PROBLEM DETAILS
Copy every line of the material below word for word.

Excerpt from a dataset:
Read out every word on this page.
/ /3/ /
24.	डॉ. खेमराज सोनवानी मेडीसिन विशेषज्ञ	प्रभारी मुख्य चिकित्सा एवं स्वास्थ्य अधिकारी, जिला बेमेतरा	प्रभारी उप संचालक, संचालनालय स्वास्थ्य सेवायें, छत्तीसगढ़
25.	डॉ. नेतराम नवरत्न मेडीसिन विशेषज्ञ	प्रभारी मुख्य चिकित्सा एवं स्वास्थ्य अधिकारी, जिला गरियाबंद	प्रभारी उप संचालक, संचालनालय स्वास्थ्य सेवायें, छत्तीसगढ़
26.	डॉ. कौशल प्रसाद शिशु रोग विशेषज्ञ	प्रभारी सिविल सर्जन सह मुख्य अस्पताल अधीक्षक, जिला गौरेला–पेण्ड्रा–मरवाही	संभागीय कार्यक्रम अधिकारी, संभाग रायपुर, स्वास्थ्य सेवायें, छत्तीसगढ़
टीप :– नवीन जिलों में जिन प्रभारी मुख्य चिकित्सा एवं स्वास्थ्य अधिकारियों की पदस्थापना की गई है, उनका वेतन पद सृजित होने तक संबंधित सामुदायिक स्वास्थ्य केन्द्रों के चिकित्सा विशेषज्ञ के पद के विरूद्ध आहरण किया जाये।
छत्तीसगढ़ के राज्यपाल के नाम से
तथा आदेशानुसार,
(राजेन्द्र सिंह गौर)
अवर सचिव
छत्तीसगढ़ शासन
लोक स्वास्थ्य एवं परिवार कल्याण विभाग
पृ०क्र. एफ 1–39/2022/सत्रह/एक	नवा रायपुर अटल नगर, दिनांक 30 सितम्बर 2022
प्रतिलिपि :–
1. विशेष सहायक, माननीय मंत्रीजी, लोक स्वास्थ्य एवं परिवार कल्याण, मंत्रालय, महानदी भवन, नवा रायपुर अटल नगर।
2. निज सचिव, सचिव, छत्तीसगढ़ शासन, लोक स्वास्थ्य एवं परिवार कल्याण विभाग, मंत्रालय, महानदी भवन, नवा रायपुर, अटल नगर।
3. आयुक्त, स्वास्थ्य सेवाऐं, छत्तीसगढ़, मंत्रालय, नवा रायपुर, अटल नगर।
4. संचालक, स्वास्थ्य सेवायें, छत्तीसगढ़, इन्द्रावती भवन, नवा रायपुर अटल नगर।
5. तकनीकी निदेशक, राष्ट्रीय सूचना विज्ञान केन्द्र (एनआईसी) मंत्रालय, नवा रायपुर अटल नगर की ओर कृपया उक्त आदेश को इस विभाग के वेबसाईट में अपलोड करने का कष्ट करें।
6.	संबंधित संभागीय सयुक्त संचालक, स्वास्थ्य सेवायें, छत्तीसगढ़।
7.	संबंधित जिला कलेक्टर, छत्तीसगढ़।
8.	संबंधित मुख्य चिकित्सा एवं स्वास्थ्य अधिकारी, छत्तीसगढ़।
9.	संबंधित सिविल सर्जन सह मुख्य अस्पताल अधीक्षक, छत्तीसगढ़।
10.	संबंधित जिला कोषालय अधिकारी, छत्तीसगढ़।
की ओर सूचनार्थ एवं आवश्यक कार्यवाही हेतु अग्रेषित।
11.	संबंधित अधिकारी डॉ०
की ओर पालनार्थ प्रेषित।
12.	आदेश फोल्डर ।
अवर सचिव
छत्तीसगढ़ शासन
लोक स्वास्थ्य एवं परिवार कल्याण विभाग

PROBLEM SOLUTION
Read out every word on this page.
/ /3/ /
24.	डॉ. खेमराज सोनवानी मेडीसिन विशेषज्ञ	प्रभारी मुख्य चिकित्सा एवं स्वास्थ्य अधिकारी, जिला बेमेतरा	प्रभारी उप संचालक, संचालनालय स्वास्थ्य सेवायें, छत्तीसगढ़
25.	डॉ. नेतराम नवरत्न मेडीसिन विशेषज्ञ	प्रभारी मुख्य चिकित्सा एवं स्वास्थ्य अधिकारी, जिला गरियाबंद	प्रभारी उप संचालक, संचालनालय स्वास्थ्य सेवायें, छत्तीसगढ़
26.	डॉ. कौशल प्रसाद शिशु रोग विशेषज्ञ	प्रभारी सिविल सर्जन सह मुख्य अस्पताल अधीक्षक, जिला गौरेला–पेण्ड्रा–मरवाही	संभागीय कार्यक्रम अधिकारी, संभाग रायपुर, स्वास्थ्य सेवायें, छत्तीसगढ़
टीप :– नवीन जिलों में जिन प्रभारी मुख्य चिकित्सा एवं स्वास्थ्य अधिकारियों की पदस्थापना की गई है, उनका वेतन पद सृजित होने तक संबंधित सामुदायिक स्वास्थ्य केन्द्रों के चिकित्सा विशेषज्ञ के पद के विरूद्ध आहरण किया जाये।
छत्तीसगढ़ के राज्यपाल के नाम से
तथा आदेशानुसार,
(राजेन्द्र सिंह गौर)
अवर सचिव
छत्तीसगढ़ शासन
लोक स्वास्थ्य एवं परिवार कल्याण विभाग
पृ०क्र. एफ 1–39/2022/सत्रह/एक	नवा रायपुर अटल नगर, दिनांक 30 सितम्बर 2022
प्रतिलिपि :–
1. विशेष सहायक, माननीय मंत्रीजी, लोक स्वास्थ्य एवं परिवार कल्याण, मंत्रालय, महानदी भवन, नवा रायपुर अटल नगर।
2. निज सचिव, सचिव, छत्तीसगढ़ शासन, लोक स्वास्थ्य एवं परिवार कल्याण विभाग, मंत्रालय, महानदी भवन, नवा रायपुर, अटल नगर।
3. आयुक्त, स्वास्थ्य सेवाऐं, छत्तीसगढ़, मंत्रालय, नवा रायपुर, अटल नगर।
4. संचालक, स्वास्थ्य सेवायें, छत्तीसगढ़, इन्द्रावती भवन, नवा रायपुर अटल नगर।
5. तकनीकी निदेशक, राष्ट्रीय सूचना विज्ञान केन्द्र (एनआईसी) मंत्रालय, नवा रायपुर अटल नगर की ओर कृपया उक्त आदेश को इस विभाग के वेबसाईट में अपलोड करने का कष्ट करें।
6.	संबंधित संभागीय सयुक्त संचालक, स्वास्थ्य सेवायें, छत्तीसगढ़।
7.	संबंधित जिला कलेक्टर, छत्तीसगढ़।
8.	संबंधित मुख्य चिकित्सा एवं स्वास्थ्य अधिकारी, छत्तीसगढ़।
9.	संबंधित सिविल सर्जन सह मुख्य अस्पताल अधीक्षक, छत्तीसगढ़।
10.	संबंधित जिला कोषालय अधिकारी, छत्तीसगढ़।
की ओर सूचनार्थ एवं आवश्यक कार्यवाही हेतु अग्रेषित।
11.	संबंधित अधिकारी डॉ०
की ओर पालनार्थ प्रेषित।
12.	आदेश फोल्डर ।
अवर सचिव
छत्तीसगढ़ शासन
लोक स्वास्थ्य एवं परिवार कल्याण विभाग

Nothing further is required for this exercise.